[Figure data in JSON]
***

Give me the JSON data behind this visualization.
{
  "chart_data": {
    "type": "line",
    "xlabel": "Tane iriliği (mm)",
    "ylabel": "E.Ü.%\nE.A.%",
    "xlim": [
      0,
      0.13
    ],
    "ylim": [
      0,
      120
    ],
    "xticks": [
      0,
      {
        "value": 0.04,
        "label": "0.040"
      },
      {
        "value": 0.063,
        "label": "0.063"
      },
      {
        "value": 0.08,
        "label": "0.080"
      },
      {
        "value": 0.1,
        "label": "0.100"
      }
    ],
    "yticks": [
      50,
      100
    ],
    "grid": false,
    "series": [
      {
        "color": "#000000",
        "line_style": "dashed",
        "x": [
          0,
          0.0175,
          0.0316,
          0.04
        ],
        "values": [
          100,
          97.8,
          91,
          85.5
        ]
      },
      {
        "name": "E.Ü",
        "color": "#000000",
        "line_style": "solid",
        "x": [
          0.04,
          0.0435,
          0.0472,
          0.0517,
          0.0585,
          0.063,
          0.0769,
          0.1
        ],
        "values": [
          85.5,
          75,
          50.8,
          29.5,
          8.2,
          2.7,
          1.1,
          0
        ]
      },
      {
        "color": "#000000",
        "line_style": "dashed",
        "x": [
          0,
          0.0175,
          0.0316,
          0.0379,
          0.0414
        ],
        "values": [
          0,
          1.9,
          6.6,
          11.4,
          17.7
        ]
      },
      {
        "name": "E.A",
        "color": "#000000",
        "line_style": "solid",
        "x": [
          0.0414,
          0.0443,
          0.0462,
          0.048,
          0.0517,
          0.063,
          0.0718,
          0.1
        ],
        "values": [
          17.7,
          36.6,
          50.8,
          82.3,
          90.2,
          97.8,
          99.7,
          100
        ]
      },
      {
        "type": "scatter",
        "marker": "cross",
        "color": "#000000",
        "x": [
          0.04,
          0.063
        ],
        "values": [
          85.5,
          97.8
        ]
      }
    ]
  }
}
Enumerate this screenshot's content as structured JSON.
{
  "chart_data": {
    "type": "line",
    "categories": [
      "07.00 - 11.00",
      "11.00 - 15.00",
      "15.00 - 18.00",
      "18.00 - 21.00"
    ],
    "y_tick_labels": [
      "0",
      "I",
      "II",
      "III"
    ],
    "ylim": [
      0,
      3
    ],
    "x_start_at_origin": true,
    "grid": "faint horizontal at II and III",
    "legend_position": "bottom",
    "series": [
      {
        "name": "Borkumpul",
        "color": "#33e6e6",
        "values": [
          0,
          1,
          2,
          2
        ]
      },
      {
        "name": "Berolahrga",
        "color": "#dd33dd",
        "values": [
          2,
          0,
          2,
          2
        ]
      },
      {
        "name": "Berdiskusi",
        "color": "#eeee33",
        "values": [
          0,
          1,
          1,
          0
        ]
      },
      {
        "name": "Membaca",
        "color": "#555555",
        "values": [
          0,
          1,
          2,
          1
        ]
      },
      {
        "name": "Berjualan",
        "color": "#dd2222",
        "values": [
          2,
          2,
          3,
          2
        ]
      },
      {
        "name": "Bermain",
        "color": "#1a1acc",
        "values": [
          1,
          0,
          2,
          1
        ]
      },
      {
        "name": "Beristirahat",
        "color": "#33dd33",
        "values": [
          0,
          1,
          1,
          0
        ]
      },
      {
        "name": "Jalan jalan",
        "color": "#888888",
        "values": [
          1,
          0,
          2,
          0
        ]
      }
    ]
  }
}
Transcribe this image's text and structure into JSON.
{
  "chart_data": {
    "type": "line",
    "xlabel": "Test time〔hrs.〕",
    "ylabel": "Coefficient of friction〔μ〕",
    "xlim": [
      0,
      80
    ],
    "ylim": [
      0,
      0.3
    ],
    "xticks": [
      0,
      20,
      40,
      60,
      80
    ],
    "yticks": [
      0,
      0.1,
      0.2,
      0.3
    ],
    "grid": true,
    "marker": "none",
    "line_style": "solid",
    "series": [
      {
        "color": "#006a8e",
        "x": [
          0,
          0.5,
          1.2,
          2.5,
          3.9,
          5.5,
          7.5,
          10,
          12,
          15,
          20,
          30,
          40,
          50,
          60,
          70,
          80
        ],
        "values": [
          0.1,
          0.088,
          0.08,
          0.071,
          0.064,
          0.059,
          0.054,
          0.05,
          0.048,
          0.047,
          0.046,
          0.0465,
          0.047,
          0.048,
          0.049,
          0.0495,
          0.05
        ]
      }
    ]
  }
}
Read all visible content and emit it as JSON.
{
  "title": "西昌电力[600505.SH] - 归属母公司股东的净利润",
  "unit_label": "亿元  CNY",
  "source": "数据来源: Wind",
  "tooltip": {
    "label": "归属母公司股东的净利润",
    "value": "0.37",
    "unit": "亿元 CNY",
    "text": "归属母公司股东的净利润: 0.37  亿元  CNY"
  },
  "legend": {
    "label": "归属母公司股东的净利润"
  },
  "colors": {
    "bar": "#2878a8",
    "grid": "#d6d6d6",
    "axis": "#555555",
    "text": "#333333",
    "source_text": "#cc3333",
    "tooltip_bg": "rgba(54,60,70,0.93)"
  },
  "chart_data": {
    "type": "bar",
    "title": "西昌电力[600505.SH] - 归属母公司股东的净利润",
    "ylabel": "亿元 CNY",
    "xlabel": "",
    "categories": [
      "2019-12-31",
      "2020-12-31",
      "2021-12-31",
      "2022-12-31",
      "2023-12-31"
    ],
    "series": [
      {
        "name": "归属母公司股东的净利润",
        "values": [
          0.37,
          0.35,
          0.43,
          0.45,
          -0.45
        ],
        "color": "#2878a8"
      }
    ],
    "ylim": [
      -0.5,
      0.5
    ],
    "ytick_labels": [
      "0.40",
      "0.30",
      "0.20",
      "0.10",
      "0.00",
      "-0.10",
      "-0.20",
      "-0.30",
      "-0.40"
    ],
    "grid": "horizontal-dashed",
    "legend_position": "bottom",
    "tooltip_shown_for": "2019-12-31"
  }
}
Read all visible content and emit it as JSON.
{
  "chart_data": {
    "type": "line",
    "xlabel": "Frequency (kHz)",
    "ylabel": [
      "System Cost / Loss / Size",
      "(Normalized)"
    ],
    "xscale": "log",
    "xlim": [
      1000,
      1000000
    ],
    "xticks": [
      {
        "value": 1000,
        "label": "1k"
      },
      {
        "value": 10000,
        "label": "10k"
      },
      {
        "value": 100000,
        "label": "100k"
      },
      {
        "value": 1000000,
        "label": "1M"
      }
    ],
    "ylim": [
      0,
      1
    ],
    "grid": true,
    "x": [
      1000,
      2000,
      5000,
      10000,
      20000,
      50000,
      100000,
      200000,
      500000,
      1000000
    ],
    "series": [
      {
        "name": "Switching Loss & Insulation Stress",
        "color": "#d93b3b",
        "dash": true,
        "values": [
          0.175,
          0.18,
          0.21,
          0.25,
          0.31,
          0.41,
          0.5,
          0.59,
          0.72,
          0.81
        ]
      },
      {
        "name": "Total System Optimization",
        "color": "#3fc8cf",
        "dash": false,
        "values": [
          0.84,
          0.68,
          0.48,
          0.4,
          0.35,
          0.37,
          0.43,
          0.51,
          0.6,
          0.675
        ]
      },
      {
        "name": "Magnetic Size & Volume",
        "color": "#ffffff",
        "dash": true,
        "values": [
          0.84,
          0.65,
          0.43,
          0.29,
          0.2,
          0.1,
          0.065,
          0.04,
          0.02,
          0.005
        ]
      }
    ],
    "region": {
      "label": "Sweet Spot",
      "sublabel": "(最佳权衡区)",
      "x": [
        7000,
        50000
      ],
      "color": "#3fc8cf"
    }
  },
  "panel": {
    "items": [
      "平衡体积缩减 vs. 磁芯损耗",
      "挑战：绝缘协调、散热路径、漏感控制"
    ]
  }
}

***

» EXERCISE PROMPT
Report how many lines in the listing above include the word "title". Give nothing but the number.

» SOLUTION TO THIS PROBLEM
2